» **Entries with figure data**
▬▬▬

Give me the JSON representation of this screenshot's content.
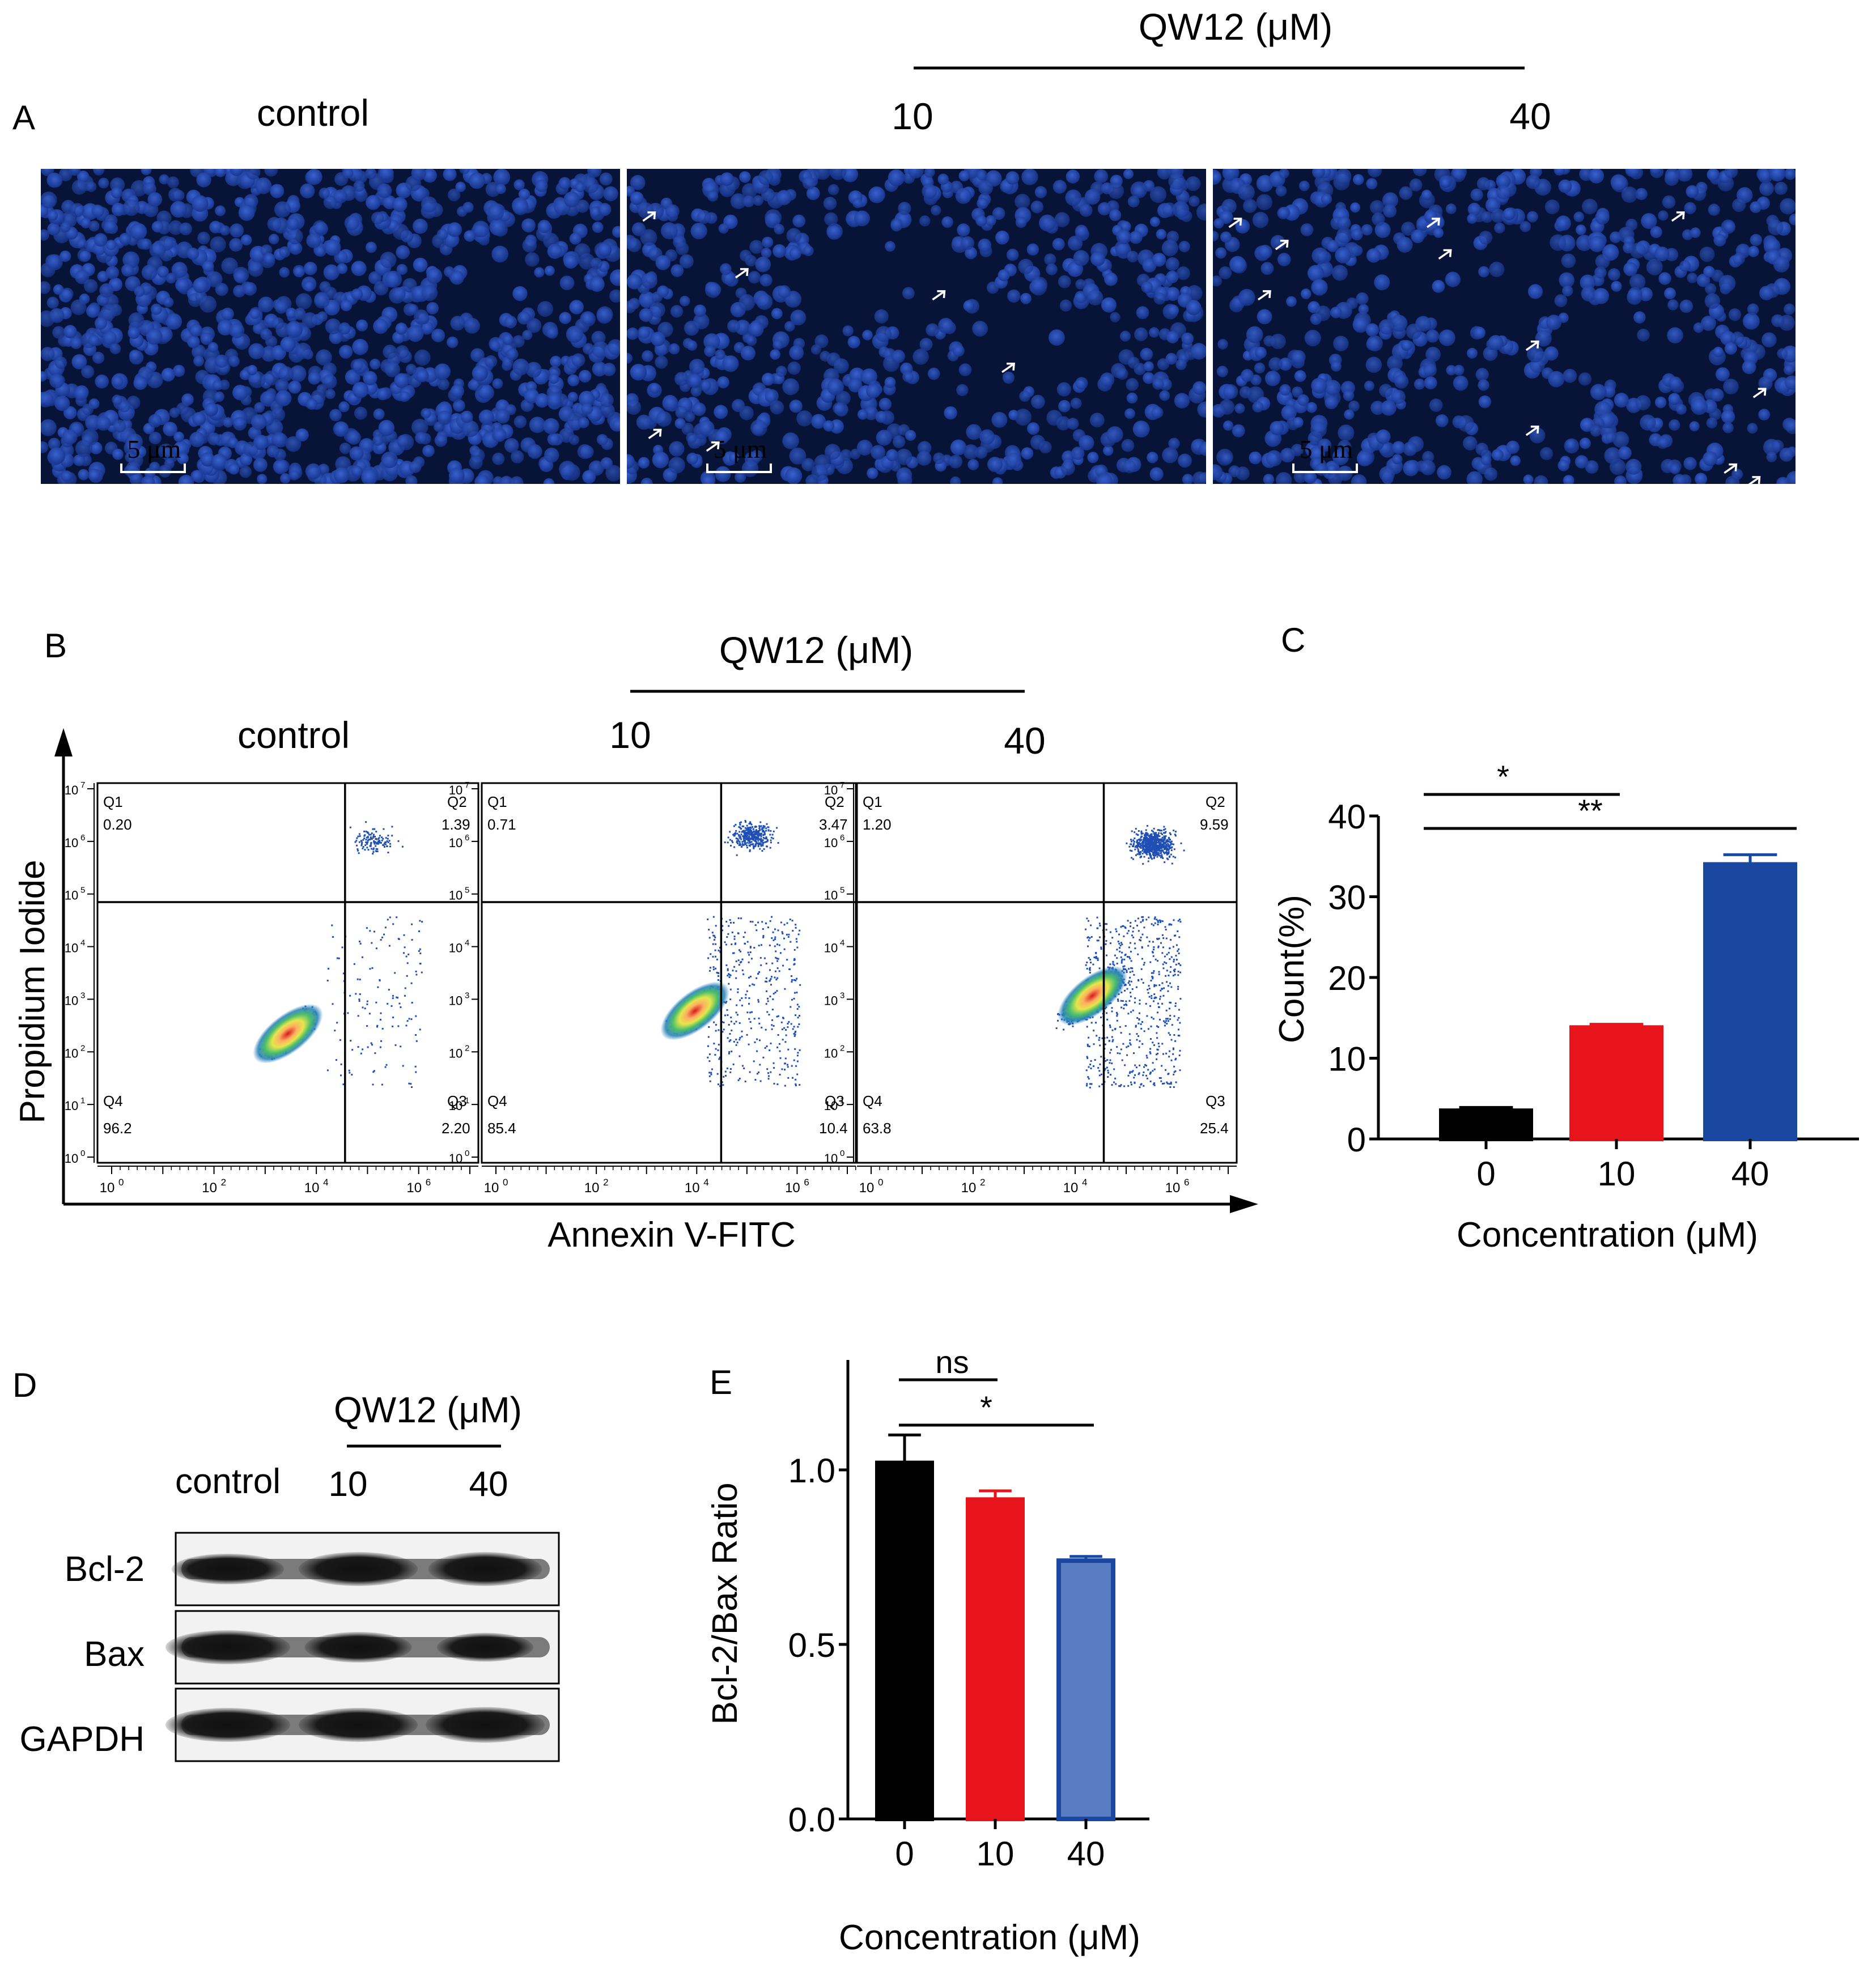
{
  "panel_letters": {
    "a": "A",
    "b": "B",
    "c": "C",
    "d": "D",
    "e": "E"
  },
  "panel_a": {
    "treatment_label": "QW12 (μM)",
    "titles": [
      "control",
      "10",
      "40"
    ],
    "scale_bar": "5 μm",
    "background_color": "#071438",
    "nucleus_color": "#1d3fa6"
  },
  "panel_b": {
    "treatment_label": "QW12 (μM)",
    "titles": [
      "control",
      "10",
      "40"
    ],
    "xlabel": "Annexin V-FITC",
    "ylabel": "Propidium Iodide",
    "x_ticks": [
      "10",
      "10",
      "10",
      "10"
    ],
    "x_tick_exps": [
      "0",
      "2",
      "4",
      "6"
    ],
    "y_ticks": [
      "10",
      "10",
      "10",
      "10",
      "10",
      "10",
      "10",
      "10"
    ],
    "y_tick_exps": [
      "0",
      "1",
      "2",
      "3",
      "4",
      "5",
      "6",
      "7"
    ],
    "plots": [
      {
        "quadrants": [
          {
            "name": "Q1",
            "value": "0.20"
          },
          {
            "name": "Q2",
            "value": "1.39"
          },
          {
            "name": "Q3",
            "value": "2.20"
          },
          {
            "name": "Q4",
            "value": "96.2"
          }
        ]
      },
      {
        "quadrants": [
          {
            "name": "Q1",
            "value": "0.71"
          },
          {
            "name": "Q2",
            "value": "3.47"
          },
          {
            "name": "Q3",
            "value": "10.4"
          },
          {
            "name": "Q4",
            "value": "85.4"
          }
        ]
      },
      {
        "quadrants": [
          {
            "name": "Q1",
            "value": "1.20"
          },
          {
            "name": "Q2",
            "value": "9.59"
          },
          {
            "name": "Q3",
            "value": "25.4"
          },
          {
            "name": "Q4",
            "value": "63.8"
          }
        ]
      }
    ]
  },
  "panel_d": {
    "treatment_label": "QW12 (μM)",
    "lanes": [
      "control",
      "10",
      "40"
    ],
    "rows": [
      "Bcl-2",
      "Bax",
      "GAPDH"
    ]
  },
  "chart_data": [
    {
      "type": "bar",
      "panel": "C",
      "categories": [
        "0",
        "10",
        "40"
      ],
      "values": [
        3.5,
        13.8,
        34.0
      ],
      "errors": [
        0.4,
        0.4,
        1.2
      ],
      "colors": [
        "#000000",
        "#e8141c",
        "#1a47a0"
      ],
      "xlabel": "Concentration (μM)",
      "ylabel": "Count(%)",
      "ylim": [
        0,
        40
      ],
      "yticks": [
        "0",
        "10",
        "20",
        "30",
        "40"
      ],
      "significance": [
        {
          "from": "0",
          "to": "10",
          "label": "*"
        },
        {
          "from": "0",
          "to": "40",
          "label": "**"
        }
      ],
      "grid": false
    },
    {
      "type": "bar",
      "panel": "E",
      "categories": [
        "0",
        "10",
        "40"
      ],
      "values": [
        1.02,
        0.915,
        0.74
      ],
      "errors": [
        0.08,
        0.025,
        0.012
      ],
      "colors": [
        "#000000",
        "#e8141c",
        "#5a7cc2"
      ],
      "edge_color": "#1a47a0",
      "xlabel": "Concentration (μM)",
      "ylabel": "Bcl-2/Bax Ratio",
      "ylim": [
        0,
        1.25
      ],
      "yticks": [
        "0.0",
        "0.5",
        "1.0"
      ],
      "significance": [
        {
          "from": "0",
          "to": "10",
          "label": "ns"
        },
        {
          "from": "0",
          "to": "40",
          "label": "*"
        }
      ],
      "grid": false
    }
  ]
}
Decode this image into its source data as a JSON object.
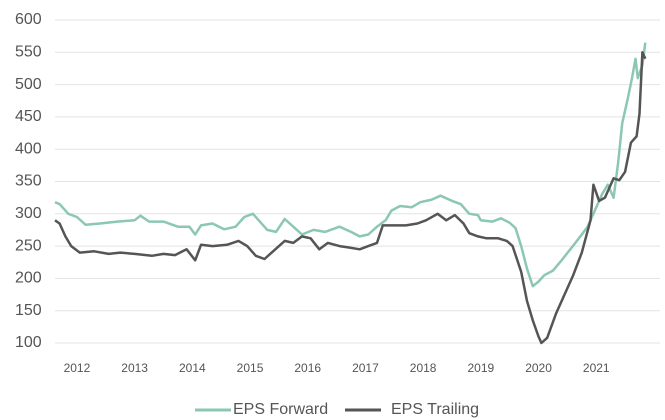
{
  "chart_data": {
    "type": "line",
    "xlim": [
      2011.62,
      2021.85
    ],
    "xticks": [
      2012,
      2013,
      2014,
      2015,
      2016,
      2017,
      2018,
      2019,
      2020,
      2021
    ],
    "ylim": [
      100,
      600
    ],
    "yticks": [
      100,
      150,
      200,
      250,
      300,
      350,
      400,
      450,
      500,
      550,
      600
    ],
    "grid": true,
    "legend": "bottom",
    "series": [
      {
        "name": "EPS Forward",
        "color": "#8cc7b5",
        "x": [
          2011.62,
          2011.7,
          2011.85,
          2012.0,
          2012.15,
          2012.4,
          2012.7,
          2013.0,
          2013.1,
          2013.25,
          2013.5,
          2013.75,
          2013.95,
          2014.05,
          2014.15,
          2014.35,
          2014.55,
          2014.75,
          2014.9,
          2015.05,
          2015.15,
          2015.3,
          2015.45,
          2015.6,
          2015.75,
          2015.9,
          2016.1,
          2016.3,
          2016.55,
          2016.75,
          2016.9,
          2017.05,
          2017.2,
          2017.35,
          2017.45,
          2017.6,
          2017.8,
          2017.95,
          2018.15,
          2018.3,
          2018.5,
          2018.65,
          2018.8,
          2018.95,
          2019.0,
          2019.2,
          2019.35,
          2019.5,
          2019.6,
          2019.7,
          2019.8,
          2019.9,
          2020.0,
          2020.1,
          2020.25,
          2020.4,
          2020.55,
          2020.7,
          2020.85,
          2021.0,
          2021.1,
          2021.2,
          2021.3,
          2021.38,
          2021.45,
          2021.55,
          2021.62,
          2021.68,
          2021.72,
          2021.8,
          2021.85
        ],
        "values": [
          318,
          315,
          300,
          295,
          283,
          285,
          288,
          290,
          297,
          288,
          288,
          280,
          280,
          268,
          282,
          285,
          276,
          280,
          295,
          300,
          290,
          275,
          272,
          292,
          280,
          268,
          275,
          272,
          280,
          272,
          265,
          268,
          280,
          290,
          305,
          312,
          310,
          318,
          322,
          328,
          320,
          315,
          300,
          298,
          290,
          288,
          293,
          286,
          278,
          250,
          215,
          188,
          195,
          205,
          212,
          228,
          245,
          262,
          280,
          310,
          330,
          345,
          325,
          380,
          440,
          480,
          510,
          540,
          510,
          530,
          565
        ]
      },
      {
        "name": "EPS Trailing",
        "color": "#555555",
        "x": [
          2011.62,
          2011.7,
          2011.8,
          2011.9,
          2012.05,
          2012.3,
          2012.55,
          2012.75,
          2013.0,
          2013.3,
          2013.5,
          2013.7,
          2013.9,
          2014.05,
          2014.15,
          2014.35,
          2014.6,
          2014.8,
          2014.95,
          2015.1,
          2015.25,
          2015.4,
          2015.6,
          2015.75,
          2015.9,
          2016.05,
          2016.2,
          2016.35,
          2016.55,
          2016.7,
          2016.9,
          2017.05,
          2017.2,
          2017.3,
          2017.5,
          2017.7,
          2017.9,
          2018.05,
          2018.25,
          2018.4,
          2018.55,
          2018.7,
          2018.8,
          2018.95,
          2019.1,
          2019.3,
          2019.45,
          2019.55,
          2019.7,
          2019.8,
          2019.9,
          2020.0,
          2020.05,
          2020.15,
          2020.3,
          2020.45,
          2020.6,
          2020.75,
          2020.9,
          2020.95,
          2021.05,
          2021.15,
          2021.3,
          2021.4,
          2021.5,
          2021.6,
          2021.7,
          2021.75,
          2021.8,
          2021.85
        ],
        "values": [
          290,
          285,
          265,
          250,
          240,
          242,
          238,
          240,
          238,
          235,
          238,
          236,
          245,
          228,
          252,
          250,
          252,
          258,
          250,
          235,
          230,
          242,
          258,
          255,
          265,
          262,
          245,
          255,
          250,
          248,
          245,
          250,
          255,
          282,
          282,
          282,
          285,
          290,
          300,
          290,
          298,
          285,
          270,
          265,
          262,
          262,
          258,
          250,
          210,
          165,
          135,
          110,
          100,
          108,
          145,
          175,
          205,
          240,
          290,
          345,
          320,
          325,
          355,
          352,
          365,
          410,
          420,
          455,
          550,
          540
        ]
      }
    ]
  }
}
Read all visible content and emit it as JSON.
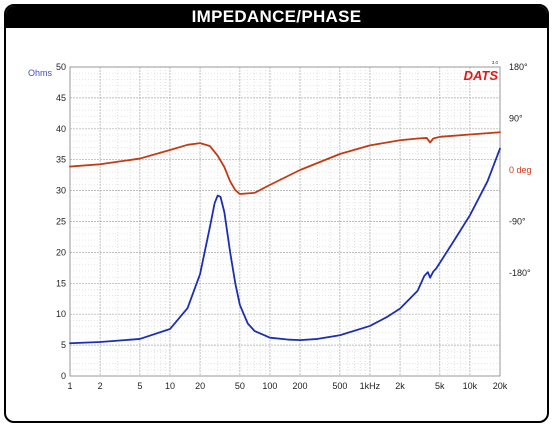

▬▬▬

» **Work to be completed**
Report every line in the data above in which the word "content" appears.

» **Reply**
Give me the JSON representation of this screenshot's content.
Read all visible content and emit it as JSON.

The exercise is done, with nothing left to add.